Locate the lines where "type" occurs and copy them as they stand.

■ Supplied material:
● ● ● ●

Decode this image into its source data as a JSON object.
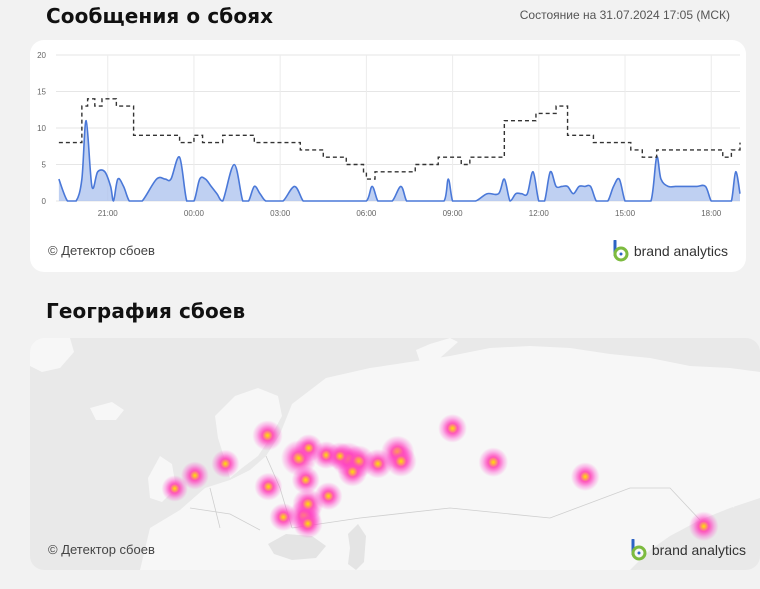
{
  "header": {
    "title": "Сообщения о сбоях",
    "status": "Состояние на 31.07.2024 17:05 (МСК)"
  },
  "chart_card": {
    "copyright": "© Детектор сбоев",
    "brand": "brand analytics"
  },
  "map_section": {
    "title": "География сбоев",
    "copyright": "© Детектор сбоев",
    "brand": "brand analytics"
  },
  "colors": {
    "reports_line": "#4a78d8",
    "reports_fill": "#a9c0ee",
    "baseline": "#333333",
    "brand_green": "#7dbb3f",
    "brand_blue": "#2d63c4",
    "heat_outer": "#ff3cc8",
    "heat_inner": "#ffe100"
  },
  "chart_data": {
    "type": "area",
    "title": "",
    "xlabel": "",
    "ylabel": "",
    "ylim": [
      0,
      20
    ],
    "yticks": [
      0,
      5,
      10,
      15,
      20
    ],
    "grid": true,
    "x_ticks": [
      "21:00",
      "00:00",
      "03:00",
      "06:00",
      "09:00",
      "12:00",
      "15:00",
      "18:00"
    ],
    "x_tick_hours": [
      21,
      24,
      27,
      30,
      33,
      36,
      39,
      42
    ],
    "x_range_hours": [
      19.2,
      43.0
    ],
    "series": [
      {
        "hours": [
          19.3,
          19.6,
          19.9,
          20.1,
          20.25,
          20.45,
          20.65,
          20.9,
          21.1,
          21.2,
          21.35,
          21.55,
          21.75,
          21.95,
          22.2,
          22.7,
          23.0,
          23.2,
          23.5,
          23.75,
          24.0,
          24.2,
          24.4,
          24.6,
          24.8,
          25.0,
          25.4,
          25.7,
          25.9,
          26.1,
          26.3,
          26.5,
          26.8,
          27.1,
          27.5,
          27.8,
          28.0,
          28.2,
          28.4,
          28.8,
          29.5,
          30.0,
          30.2,
          30.4,
          30.6,
          30.9,
          31.2,
          31.4,
          31.6,
          31.8,
          32.2,
          32.7,
          32.85,
          33.0,
          33.2,
          33.4,
          33.8,
          34.2,
          34.6,
          34.8,
          35.0,
          35.2,
          35.4,
          35.6,
          35.8,
          36.0,
          36.2,
          36.4,
          36.6,
          36.8,
          37.0,
          37.2,
          37.4,
          37.6,
          37.8,
          38.0,
          38.2,
          38.4,
          38.6,
          38.8,
          39.0,
          39.2,
          39.5,
          39.9,
          40.1,
          40.25,
          40.5,
          40.75,
          41.0,
          41.2,
          41.5,
          41.8,
          42.0,
          42.2,
          42.5,
          42.7,
          42.85,
          43.0
        ],
        "values": [
          3,
          0,
          0,
          3,
          11,
          2,
          4,
          4,
          2,
          0,
          3,
          2,
          0,
          0,
          0,
          3,
          3,
          3,
          6,
          0,
          0,
          3,
          3,
          2,
          1,
          0,
          5,
          0,
          0,
          2,
          1,
          0,
          0,
          0,
          2,
          0,
          0,
          0,
          0,
          0,
          0,
          0,
          2,
          0,
          0,
          0,
          2,
          0,
          0,
          0,
          0,
          0,
          3,
          0,
          0,
          0,
          0,
          1,
          1,
          3,
          0,
          1,
          1,
          1,
          4,
          0,
          0,
          4,
          2,
          2,
          2,
          1,
          2,
          2,
          2,
          0,
          0,
          0,
          2,
          3,
          0,
          0,
          0,
          0,
          6,
          3,
          2,
          2,
          2,
          2,
          2,
          2,
          0,
          0,
          0,
          0,
          4,
          1
        ]
      },
      {
        "hours": [
          19.3,
          19.8,
          20.1,
          20.3,
          20.55,
          20.8,
          21.1,
          21.3,
          21.6,
          21.9,
          22.4,
          22.9,
          23.2,
          23.5,
          23.8,
          24.0,
          24.3,
          24.6,
          25.0,
          25.4,
          25.7,
          26.1,
          26.5,
          27.0,
          27.3,
          27.7,
          28.0,
          28.5,
          28.8,
          29.0,
          29.3,
          29.7,
          29.9,
          30.0,
          30.3,
          30.6,
          31.0,
          31.4,
          31.7,
          32.0,
          32.5,
          32.9,
          33.3,
          33.6,
          34.0,
          34.4,
          34.8,
          35.2,
          35.5,
          35.9,
          36.3,
          36.6,
          37.0,
          37.3,
          37.6,
          37.9,
          38.3,
          38.8,
          39.2,
          39.6,
          39.8,
          40.1,
          40.4,
          40.8,
          41.2,
          41.6,
          42.0,
          42.4,
          42.7,
          43.0
        ],
        "values": [
          8,
          8,
          13,
          14,
          13,
          14,
          14,
          13,
          13,
          9,
          9,
          9,
          9,
          8,
          8,
          9,
          8,
          8,
          9,
          9,
          9,
          8,
          8,
          8,
          8,
          7,
          7,
          6,
          6,
          6,
          5,
          5,
          4,
          3,
          4,
          4,
          4,
          4,
          5,
          5,
          6,
          6,
          5,
          6,
          6,
          6,
          11,
          11,
          11,
          12,
          12,
          13,
          9,
          9,
          9,
          8,
          8,
          8,
          7,
          6,
          6,
          7,
          7,
          7,
          7,
          7,
          7,
          6,
          7,
          8
        ]
      }
    ]
  },
  "map_data": {
    "hotspots": [
      {
        "lat": 55.75,
        "lon": 37.62,
        "intensity": 1.0
      },
      {
        "lat": 55.5,
        "lon": 49.1,
        "intensity": 0.9
      },
      {
        "lat": 55.1,
        "lon": 51.5,
        "intensity": 0.8
      },
      {
        "lat": 56.8,
        "lon": 60.6,
        "intensity": 0.85
      },
      {
        "lat": 55.15,
        "lon": 61.4,
        "intensity": 0.7
      },
      {
        "lat": 54.7,
        "lon": 56.0,
        "intensity": 0.6
      },
      {
        "lat": 53.2,
        "lon": 50.1,
        "intensity": 0.6
      },
      {
        "lat": 45.04,
        "lon": 38.98,
        "intensity": 0.8
      },
      {
        "lat": 47.23,
        "lon": 39.72,
        "intensity": 0.7
      },
      {
        "lat": 43.6,
        "lon": 39.7,
        "intensity": 0.6
      },
      {
        "lat": 59.94,
        "lon": 30.31,
        "intensity": 0.65
      },
      {
        "lat": 56.3,
        "lon": 44.0,
        "intensity": 0.5
      },
      {
        "lat": 57.6,
        "lon": 39.9,
        "intensity": 0.5
      },
      {
        "lat": 54.7,
        "lon": 20.5,
        "intensity": 0.5
      },
      {
        "lat": 51.7,
        "lon": 39.2,
        "intensity": 0.5
      },
      {
        "lat": 48.7,
        "lon": 44.5,
        "intensity": 0.5
      },
      {
        "lat": 50.45,
        "lon": 30.52,
        "intensity": 0.5
      },
      {
        "lat": 52.52,
        "lon": 13.4,
        "intensity": 0.5
      },
      {
        "lat": 50.1,
        "lon": 8.7,
        "intensity": 0.4
      },
      {
        "lat": 54.98,
        "lon": 82.9,
        "intensity": 0.6
      },
      {
        "lat": 61.25,
        "lon": 73.4,
        "intensity": 0.55
      },
      {
        "lat": 52.3,
        "lon": 104.3,
        "intensity": 0.55
      },
      {
        "lat": 43.1,
        "lon": 131.9,
        "intensity": 0.6
      },
      {
        "lat": 44.8,
        "lon": 34.0,
        "intensity": 0.5
      },
      {
        "lat": 56.1,
        "lon": 47.2,
        "intensity": 0.5
      }
    ]
  }
}
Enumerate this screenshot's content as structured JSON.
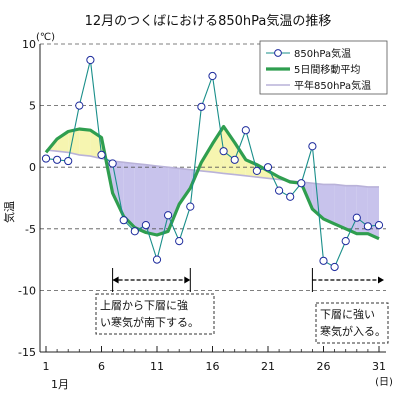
{
  "chart_data": {
    "type": "line",
    "title": "12月のつくばにおける850hPa気温の推移",
    "ylabel": "気温",
    "yunit": "(℃)",
    "ylim": [
      -15,
      10
    ],
    "yticks": [
      10,
      5,
      0,
      -5,
      -10,
      -15
    ],
    "xlim": [
      1,
      31
    ],
    "xticks": [
      1,
      6,
      11,
      16,
      21,
      26,
      31
    ],
    "xlabel_left": "1月",
    "xlabel_right": "(日)",
    "grid": "horizontal dashed",
    "legend_position": "top-right",
    "colors": {
      "obs": "#1a8f8a",
      "ma": "#2f9e4f",
      "normal": "#b9b2d9",
      "fill_below": "#c8c3ec",
      "fill_above": "#f6f5b0",
      "marker_edge": "#1c2a9c"
    },
    "series": [
      {
        "name": "850hPa気温",
        "x": [
          1,
          2,
          3,
          4,
          5,
          6,
          7,
          8,
          9,
          10,
          11,
          12,
          13,
          14,
          15,
          16,
          17,
          18,
          19,
          20,
          21,
          22,
          23,
          24,
          25,
          26,
          27,
          28,
          29,
          30,
          31
        ],
        "values": [
          0.7,
          0.6,
          0.5,
          5.0,
          8.7,
          1.0,
          0.3,
          -4.3,
          -5.2,
          -4.7,
          -7.5,
          -3.9,
          -6.0,
          -3.2,
          4.9,
          7.4,
          1.3,
          0.6,
          3.0,
          -0.3,
          0.0,
          -1.9,
          -2.4,
          -1.3,
          1.7,
          -7.6,
          -8.1,
          -6.0,
          -4.1,
          -4.8,
          -4.7
        ]
      },
      {
        "name": "5日間移動平均",
        "x": [
          1,
          2,
          3,
          4,
          5,
          6,
          7,
          8,
          9,
          10,
          11,
          12,
          13,
          14,
          15,
          16,
          17,
          18,
          19,
          20,
          21,
          22,
          23,
          24,
          25,
          26,
          27,
          28,
          29,
          30,
          31
        ],
        "values": [
          1.2,
          2.3,
          2.9,
          3.1,
          3.0,
          2.4,
          -2.1,
          -4.0,
          -4.9,
          -5.3,
          -5.5,
          -5.2,
          -3.0,
          -1.7,
          0.4,
          1.9,
          3.3,
          2.0,
          0.6,
          0.2,
          -0.3,
          -0.8,
          -1.2,
          -1.3,
          -3.4,
          -4.2,
          -4.6,
          -5.0,
          -5.4,
          -5.4,
          -5.8
        ]
      },
      {
        "name": "平年850hPa気温",
        "x": [
          1,
          2,
          3,
          4,
          5,
          6,
          7,
          8,
          9,
          10,
          11,
          12,
          13,
          14,
          15,
          16,
          17,
          18,
          19,
          20,
          21,
          22,
          23,
          24,
          25,
          26,
          27,
          28,
          29,
          30,
          31
        ],
        "values": [
          1.4,
          1.3,
          1.2,
          1.0,
          0.9,
          0.7,
          0.5,
          0.4,
          0.3,
          0.2,
          0.1,
          0.0,
          -0.1,
          -0.2,
          -0.3,
          -0.4,
          -0.5,
          -0.6,
          -0.7,
          -0.8,
          -0.9,
          -1.0,
          -1.1,
          -1.2,
          -1.3,
          -1.4,
          -1.4,
          -1.5,
          -1.5,
          -1.6,
          -1.6
        ]
      }
    ],
    "annotations": [
      {
        "text_lines": [
          "上層から下層に強",
          "い寒気が南下する。"
        ],
        "span": [
          7,
          14
        ]
      },
      {
        "text_lines": [
          "下層に強い",
          "寒気が入る。"
        ],
        "span": [
          25,
          31
        ]
      }
    ]
  }
}
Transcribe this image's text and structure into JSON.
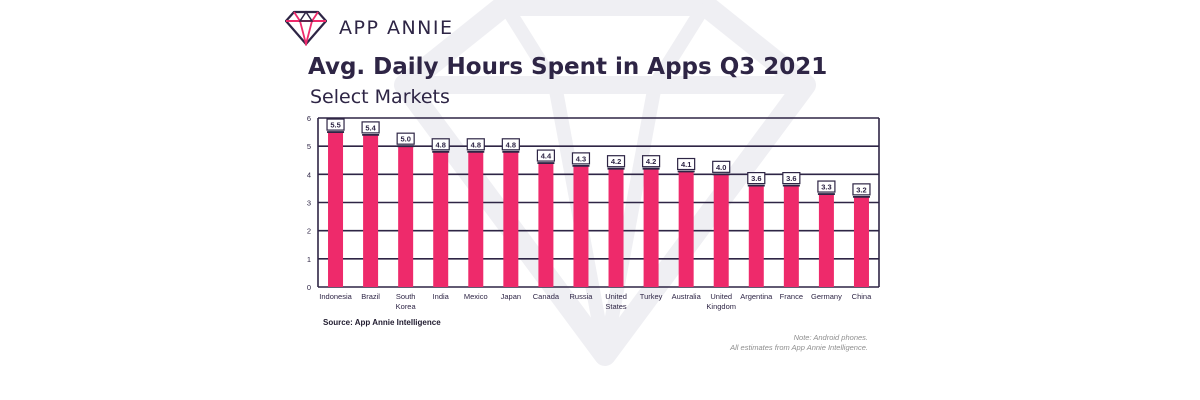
{
  "brand": {
    "name": "APP ANNIE",
    "logo_icon": "diamond-icon"
  },
  "colors": {
    "bar": "#ee2a6b",
    "bar_stroke": "#2e2545",
    "grid": "#2e2545",
    "text": "#2e2545",
    "watermark": "#efeff3"
  },
  "footer": {
    "source": "Source: App Annie Intelligence",
    "note_line1": "Note: Android phones.",
    "note_line2": "All estimates from App Annie Intelligence."
  },
  "chart_data": {
    "type": "bar",
    "title": "Avg. Daily Hours Spent in Apps Q3 2021",
    "subtitle": "Select Markets",
    "xlabel": "",
    "ylabel": "",
    "ylim": [
      0,
      6
    ],
    "yticks": [
      "0",
      "1",
      "2",
      "3",
      "4",
      "5",
      "6"
    ],
    "grid": true,
    "legend": "none",
    "categories": [
      [
        "Indonesia"
      ],
      [
        "Brazil"
      ],
      [
        "South",
        "Korea"
      ],
      [
        "India"
      ],
      [
        "Mexico"
      ],
      [
        "Japan"
      ],
      [
        "Canada"
      ],
      [
        "Russia"
      ],
      [
        "United",
        "States"
      ],
      [
        "Turkey"
      ],
      [
        "Australia"
      ],
      [
        "United",
        "Kingdom"
      ],
      [
        "Argentina"
      ],
      [
        "France"
      ],
      [
        "Germany"
      ],
      [
        "China"
      ]
    ],
    "values": [
      5.5,
      5.4,
      5.0,
      4.8,
      4.8,
      4.8,
      4.4,
      4.3,
      4.2,
      4.2,
      4.1,
      4.0,
      3.6,
      3.6,
      3.3,
      3.2
    ],
    "data_labels": [
      "5.5",
      "5.4",
      "5.0",
      "4.8",
      "4.8",
      "4.8",
      "4.4",
      "4.3",
      "4.2",
      "4.2",
      "4.1",
      "4.0",
      "3.6",
      "3.6",
      "3.3",
      "3.2"
    ]
  }
}
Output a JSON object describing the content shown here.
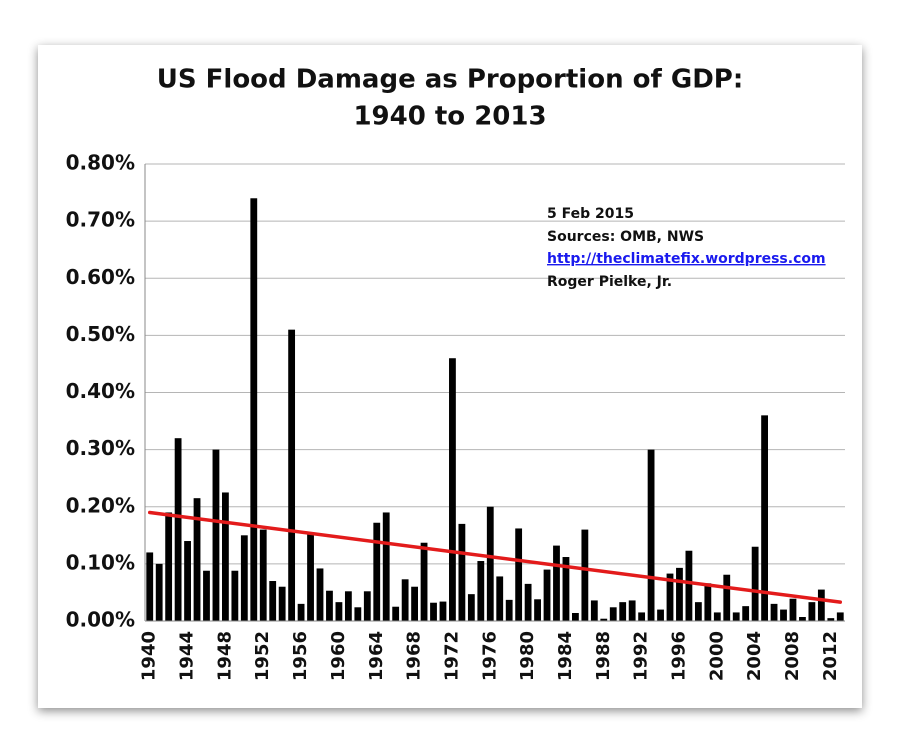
{
  "chart_data": {
    "type": "bar",
    "title": [
      "US Flood Damage as Proportion of GDP:",
      "1940 to 2013"
    ],
    "annotations": [
      "5 Feb 2015",
      "Sources: OMB, NWS",
      "http://theclimatefix.wordpress.com",
      "Roger Pielke, Jr."
    ],
    "categories": [
      "1940",
      null,
      null,
      null,
      "1944",
      null,
      null,
      null,
      "1948",
      null,
      null,
      null,
      "1952",
      null,
      null,
      null,
      "1956",
      null,
      null,
      null,
      "1960",
      null,
      null,
      null,
      "1964",
      null,
      null,
      null,
      "1968",
      null,
      null,
      null,
      "1972",
      null,
      null,
      null,
      "1976",
      null,
      null,
      null,
      "1980",
      null,
      null,
      null,
      "1984",
      null,
      null,
      null,
      "1988",
      null,
      null,
      null,
      "1992",
      null,
      null,
      null,
      "1996",
      null,
      null,
      null,
      "2000",
      null,
      null,
      null,
      "2004",
      null,
      null,
      null,
      "2008",
      null,
      null,
      null,
      "2012",
      null
    ],
    "values": [
      0.12,
      0.1,
      0.19,
      0.32,
      0.14,
      0.215,
      0.088,
      0.3,
      0.225,
      0.088,
      0.15,
      0.74,
      0.16,
      0.07,
      0.06,
      0.51,
      0.03,
      0.155,
      0.092,
      0.053,
      0.033,
      0.052,
      0.024,
      0.052,
      0.172,
      0.19,
      0.025,
      0.073,
      0.06,
      0.137,
      0.032,
      0.034,
      0.46,
      0.17,
      0.047,
      0.105,
      0.2,
      0.078,
      0.037,
      0.162,
      0.065,
      0.038,
      0.09,
      0.132,
      0.112,
      0.014,
      0.16,
      0.036,
      0.004,
      0.024,
      0.033,
      0.036,
      0.015,
      0.3,
      0.02,
      0.083,
      0.093,
      0.123,
      0.033,
      0.066,
      0.015,
      0.081,
      0.015,
      0.026,
      0.13,
      0.36,
      0.03,
      0.02,
      0.039,
      0.007,
      0.033,
      0.055,
      0.005,
      0.015
    ],
    "color": "#000000",
    "trendline": {
      "color": "#e31b1b",
      "values": [
        0.19,
        0.033
      ]
    },
    "ylim": [
      0,
      0.8
    ],
    "yticks": [
      {
        "value": 0,
        "label": "0.00%"
      },
      {
        "value": 0.1,
        "label": "0.10%"
      },
      {
        "value": 0.2,
        "label": "0.20%"
      },
      {
        "value": 0.3,
        "label": "0.30%"
      },
      {
        "value": 0.4,
        "label": "0.40%"
      },
      {
        "value": 0.5,
        "label": "0.50%"
      },
      {
        "value": 0.6,
        "label": "0.60%"
      },
      {
        "value": 0.7,
        "label": "0.70%"
      },
      {
        "value": 0.8,
        "label": "0.80%"
      }
    ],
    "grid": true
  }
}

● ● ● ●

■ Correct response:
    "type": "area",
    "type": "line",
    "type": "bar",
    "type": "bar",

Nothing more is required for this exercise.